*ABOUT THIS TASK*. An acceptable answer contains every record below, unchanged, and no pictures.
[PROVIDED DATA]
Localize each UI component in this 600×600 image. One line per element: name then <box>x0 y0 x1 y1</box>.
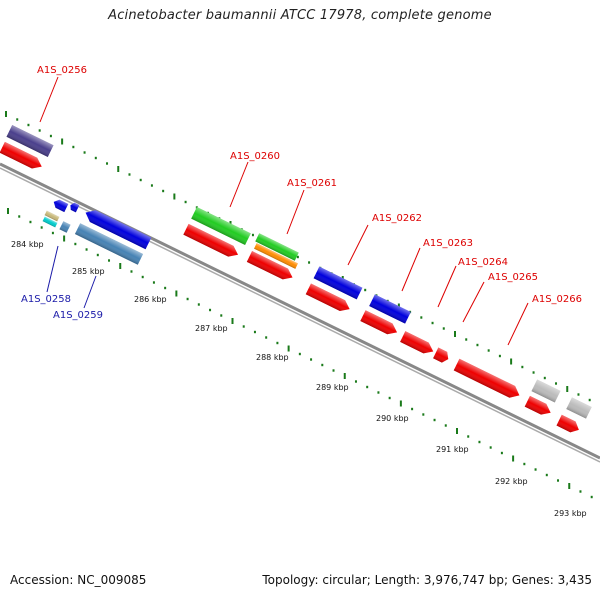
gene-feature-shade <box>524 395 551 415</box>
scale-label: 284 kbp <box>11 240 44 249</box>
scale-label: 290 kbp <box>376 414 409 423</box>
gene-feature <box>556 414 579 433</box>
map-title: Acinetobacter baumannii ATCC 17978, comp… <box>108 8 492 23</box>
leader-line <box>83 275 97 309</box>
leader-line <box>462 281 485 323</box>
tick-marks <box>5 111 593 499</box>
gene-feature <box>85 210 152 250</box>
gene-feature-shade <box>400 331 434 354</box>
gene-feature-shade <box>85 210 152 250</box>
gene-feature <box>6 125 54 157</box>
gene-feature-shade <box>74 223 144 265</box>
leader-line <box>347 224 369 266</box>
gene-feature <box>305 283 350 311</box>
gene-feature-shade <box>70 202 80 213</box>
gene-label: A1S_0261 <box>287 178 337 189</box>
scale-label: 287 kbp <box>195 324 228 333</box>
gene-feature-shade <box>556 414 579 433</box>
gene-feature <box>255 233 299 261</box>
leader-line <box>229 161 249 208</box>
scale-label: 289 kbp <box>316 383 349 392</box>
leader-line <box>437 265 457 308</box>
gene-feature-shade <box>183 223 239 257</box>
gene-label: A1S_0265 <box>488 272 538 283</box>
gene-label: A1S_0262 <box>372 213 422 224</box>
gene-feature-shade <box>246 251 293 280</box>
scale-label: 291 kbp <box>436 445 469 454</box>
gene-feature <box>44 210 60 222</box>
gene-feature <box>360 310 398 335</box>
gene-feature <box>70 202 80 213</box>
gene-feature <box>183 223 239 257</box>
scale-label: 285 kbp <box>72 267 105 276</box>
gene-feature <box>400 331 434 354</box>
gene-feature-shade <box>305 283 350 311</box>
scale-label: 286 kbp <box>134 295 167 304</box>
gene-feature-shade <box>53 199 69 213</box>
gene-feature-shade <box>313 266 363 300</box>
gene-label: A1S_0256 <box>37 65 87 76</box>
gene-feature <box>0 141 42 169</box>
gene-feature <box>246 251 293 280</box>
leader-line <box>507 302 529 346</box>
leader-line <box>286 189 305 235</box>
scale-label: 288 kbp <box>256 353 289 362</box>
gene-feature <box>191 206 251 246</box>
gene-feature <box>254 243 298 269</box>
gene-feature-shade <box>42 216 58 228</box>
gene-feature-shade <box>531 379 561 403</box>
gene-label: A1S_0258 <box>21 294 71 305</box>
gene-feature <box>59 221 71 233</box>
gene-feature-shade <box>6 125 54 157</box>
gene-feature <box>53 199 69 213</box>
gene-feature-shade <box>254 243 298 269</box>
leader-line <box>46 245 59 293</box>
gene-label: A1S_0266 <box>532 294 582 305</box>
gene-feature-shade <box>369 294 411 324</box>
gene-feature-shade <box>255 233 299 261</box>
gene-feature <box>433 347 449 363</box>
genome-stats-text: Topology: circular; Length: 3,976,747 bp… <box>262 573 592 587</box>
gene-feature-shade <box>44 210 60 222</box>
accession-text: Accession: NC_009085 <box>10 573 147 587</box>
gene-label: A1S_0260 <box>230 151 280 162</box>
gene-feature <box>453 358 520 398</box>
scale-label: 293 kbp <box>554 509 587 518</box>
leader-line <box>39 76 59 123</box>
gene-feature <box>313 266 363 300</box>
gene-feature <box>42 216 58 228</box>
gene-label: A1S_0259 <box>53 310 103 321</box>
gene-feature-shade <box>360 310 398 335</box>
gene-feature <box>531 379 561 403</box>
gene-feature-shade <box>433 347 449 363</box>
gene-feature <box>524 395 551 415</box>
gene-feature <box>566 397 592 419</box>
gene-features <box>0 125 592 433</box>
leader-line <box>401 247 421 292</box>
gene-feature-shade <box>566 397 592 419</box>
gene-feature-shade <box>0 141 42 169</box>
gene-feature <box>74 223 144 265</box>
gene-feature-shade <box>59 221 71 233</box>
gene-feature <box>369 294 411 324</box>
gene-label: A1S_0263 <box>423 238 473 249</box>
scale-label: 292 kbp <box>495 477 528 486</box>
gene-label: A1S_0264 <box>458 257 508 268</box>
gene-feature-shade <box>191 206 251 246</box>
gene-feature-shade <box>453 358 520 398</box>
[/PROVIDED DATA]
*EXERCISE SOLUTION*.
Localize each UI component in this 600×600 image. One line per element: name then <box>x0 y0 x1 y1</box>.
gene-feature-shade <box>524 395 551 415</box>
scale-label: 284 kbp <box>11 240 44 249</box>
scale-label: 290 kbp <box>376 414 409 423</box>
gene-feature <box>556 414 579 433</box>
map-title: Acinetobacter baumannii ATCC 17978, comp… <box>108 8 492 23</box>
leader-line <box>83 275 97 309</box>
leader-line <box>462 281 485 323</box>
tick-marks <box>5 111 593 499</box>
gene-feature <box>85 210 152 250</box>
gene-feature-shade <box>400 331 434 354</box>
gene-feature-shade <box>85 210 152 250</box>
gene-feature <box>6 125 54 157</box>
gene-feature-shade <box>74 223 144 265</box>
leader-line <box>347 224 369 266</box>
gene-feature <box>305 283 350 311</box>
gene-feature-shade <box>70 202 80 213</box>
gene-label: A1S_0261 <box>287 178 337 189</box>
scale-label: 287 kbp <box>195 324 228 333</box>
gene-feature-shade <box>556 414 579 433</box>
gene-feature <box>255 233 299 261</box>
leader-line <box>229 161 249 208</box>
scale-label: 289 kbp <box>316 383 349 392</box>
leader-line <box>437 265 457 308</box>
gene-feature-shade <box>183 223 239 257</box>
gene-label: A1S_0265 <box>488 272 538 283</box>
gene-label: A1S_0262 <box>372 213 422 224</box>
gene-feature-shade <box>246 251 293 280</box>
scale-label: 291 kbp <box>436 445 469 454</box>
gene-feature <box>44 210 60 222</box>
gene-feature <box>360 310 398 335</box>
gene-feature <box>70 202 80 213</box>
gene-feature <box>183 223 239 257</box>
scale-label: 285 kbp <box>72 267 105 276</box>
gene-feature <box>400 331 434 354</box>
gene-feature-shade <box>305 283 350 311</box>
scale-label: 286 kbp <box>134 295 167 304</box>
gene-feature-shade <box>53 199 69 213</box>
gene-feature-shade <box>313 266 363 300</box>
gene-label: A1S_0256 <box>37 65 87 76</box>
gene-feature <box>0 141 42 169</box>
gene-feature <box>246 251 293 280</box>
leader-line <box>507 302 529 346</box>
leader-line <box>286 189 305 235</box>
scale-label: 288 kbp <box>256 353 289 362</box>
gene-feature <box>191 206 251 246</box>
gene-feature <box>254 243 298 269</box>
gene-feature-shade <box>42 216 58 228</box>
gene-feature-shade <box>531 379 561 403</box>
gene-label: A1S_0258 <box>21 294 71 305</box>
gene-feature <box>59 221 71 233</box>
gene-feature-shade <box>6 125 54 157</box>
gene-feature <box>53 199 69 213</box>
gene-feature-shade <box>254 243 298 269</box>
leader-line <box>46 245 59 293</box>
gene-label: A1S_0266 <box>532 294 582 305</box>
gene-feature-shade <box>369 294 411 324</box>
gene-feature-shade <box>255 233 299 261</box>
gene-feature <box>433 347 449 363</box>
genome-stats-text: Topology: circular; Length: 3,976,747 bp… <box>262 573 592 587</box>
gene-feature-shade <box>44 210 60 222</box>
accession-text: Accession: NC_009085 <box>10 573 147 587</box>
gene-label: A1S_0260 <box>230 151 280 162</box>
gene-feature <box>453 358 520 398</box>
scale-label: 293 kbp <box>554 509 587 518</box>
leader-line <box>39 76 59 123</box>
gene-feature <box>313 266 363 300</box>
gene-feature <box>42 216 58 228</box>
gene-label: A1S_0259 <box>53 310 103 321</box>
gene-feature-shade <box>360 310 398 335</box>
gene-feature <box>531 379 561 403</box>
gene-feature-shade <box>433 347 449 363</box>
gene-feature <box>524 395 551 415</box>
gene-feature <box>566 397 592 419</box>
gene-features <box>0 125 592 433</box>
leader-line <box>401 247 421 292</box>
gene-feature-shade <box>566 397 592 419</box>
gene-feature-shade <box>0 141 42 169</box>
gene-feature <box>74 223 144 265</box>
gene-feature-shade <box>59 221 71 233</box>
gene-feature <box>369 294 411 324</box>
gene-label: A1S_0263 <box>423 238 473 249</box>
scale-label: 292 kbp <box>495 477 528 486</box>
gene-label: A1S_0264 <box>458 257 508 268</box>
gene-feature-shade <box>191 206 251 246</box>
gene-feature-shade <box>453 358 520 398</box>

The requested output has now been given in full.